TASK REQUIREMENTS. Copy each line where the word "name" occurs.

DATASET.
+++

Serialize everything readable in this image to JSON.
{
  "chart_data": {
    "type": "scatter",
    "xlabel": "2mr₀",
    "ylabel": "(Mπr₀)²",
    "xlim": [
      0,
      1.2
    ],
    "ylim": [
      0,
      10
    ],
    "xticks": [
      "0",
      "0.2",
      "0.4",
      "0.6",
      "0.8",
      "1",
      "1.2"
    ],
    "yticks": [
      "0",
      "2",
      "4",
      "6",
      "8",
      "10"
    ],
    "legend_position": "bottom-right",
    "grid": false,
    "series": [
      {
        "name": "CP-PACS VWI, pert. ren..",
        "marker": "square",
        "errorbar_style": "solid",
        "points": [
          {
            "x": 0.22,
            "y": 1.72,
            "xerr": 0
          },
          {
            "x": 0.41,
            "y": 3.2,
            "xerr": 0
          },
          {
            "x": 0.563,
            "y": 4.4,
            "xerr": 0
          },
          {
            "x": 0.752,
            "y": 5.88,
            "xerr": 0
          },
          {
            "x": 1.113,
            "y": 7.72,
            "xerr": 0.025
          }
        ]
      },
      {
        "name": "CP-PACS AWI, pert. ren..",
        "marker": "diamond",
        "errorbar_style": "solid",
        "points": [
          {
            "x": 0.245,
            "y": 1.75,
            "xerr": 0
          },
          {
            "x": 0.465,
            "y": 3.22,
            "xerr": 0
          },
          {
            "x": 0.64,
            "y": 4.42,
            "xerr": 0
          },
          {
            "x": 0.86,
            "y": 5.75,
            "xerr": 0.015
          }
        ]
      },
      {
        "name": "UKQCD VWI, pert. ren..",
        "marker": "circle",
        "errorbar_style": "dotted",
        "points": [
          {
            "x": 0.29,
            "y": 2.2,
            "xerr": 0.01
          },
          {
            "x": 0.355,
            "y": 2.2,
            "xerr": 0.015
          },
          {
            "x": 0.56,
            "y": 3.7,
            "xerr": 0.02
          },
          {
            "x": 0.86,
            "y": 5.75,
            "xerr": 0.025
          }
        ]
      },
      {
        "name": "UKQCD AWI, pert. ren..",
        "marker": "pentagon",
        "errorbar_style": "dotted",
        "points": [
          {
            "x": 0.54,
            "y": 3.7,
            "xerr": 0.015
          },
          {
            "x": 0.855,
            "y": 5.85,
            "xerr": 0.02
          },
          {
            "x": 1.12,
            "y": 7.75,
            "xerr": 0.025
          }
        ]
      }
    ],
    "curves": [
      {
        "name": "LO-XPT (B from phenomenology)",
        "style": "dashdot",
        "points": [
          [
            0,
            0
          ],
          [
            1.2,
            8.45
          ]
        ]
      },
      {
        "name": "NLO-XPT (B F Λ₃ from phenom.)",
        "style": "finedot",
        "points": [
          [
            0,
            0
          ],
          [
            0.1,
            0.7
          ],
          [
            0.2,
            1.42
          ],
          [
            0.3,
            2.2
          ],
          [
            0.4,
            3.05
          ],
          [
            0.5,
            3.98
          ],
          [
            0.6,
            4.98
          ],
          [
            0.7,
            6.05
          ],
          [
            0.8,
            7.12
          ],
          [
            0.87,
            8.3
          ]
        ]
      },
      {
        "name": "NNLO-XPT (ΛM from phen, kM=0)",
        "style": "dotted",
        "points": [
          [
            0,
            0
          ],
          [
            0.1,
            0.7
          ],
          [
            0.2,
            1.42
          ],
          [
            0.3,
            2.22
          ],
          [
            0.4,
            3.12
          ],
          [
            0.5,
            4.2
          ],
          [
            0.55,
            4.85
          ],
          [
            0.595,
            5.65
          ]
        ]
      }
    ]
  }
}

+++

FINISHED ANSWER.
        "name": "CP-PACS VWI, pert. ren..",
        "name": "CP-PACS AWI, pert. ren..",
        "name": "UKQCD VWI, pert. ren..",
        "name": "UKQCD AWI, pert. ren..",
        "name": "LO-XPT (B from phenomenology)",
        "name": "NLO-XPT (B F Λ₃ from phenom.)",
        "name": "NNLO-XPT (ΛM from phen, kM=0)",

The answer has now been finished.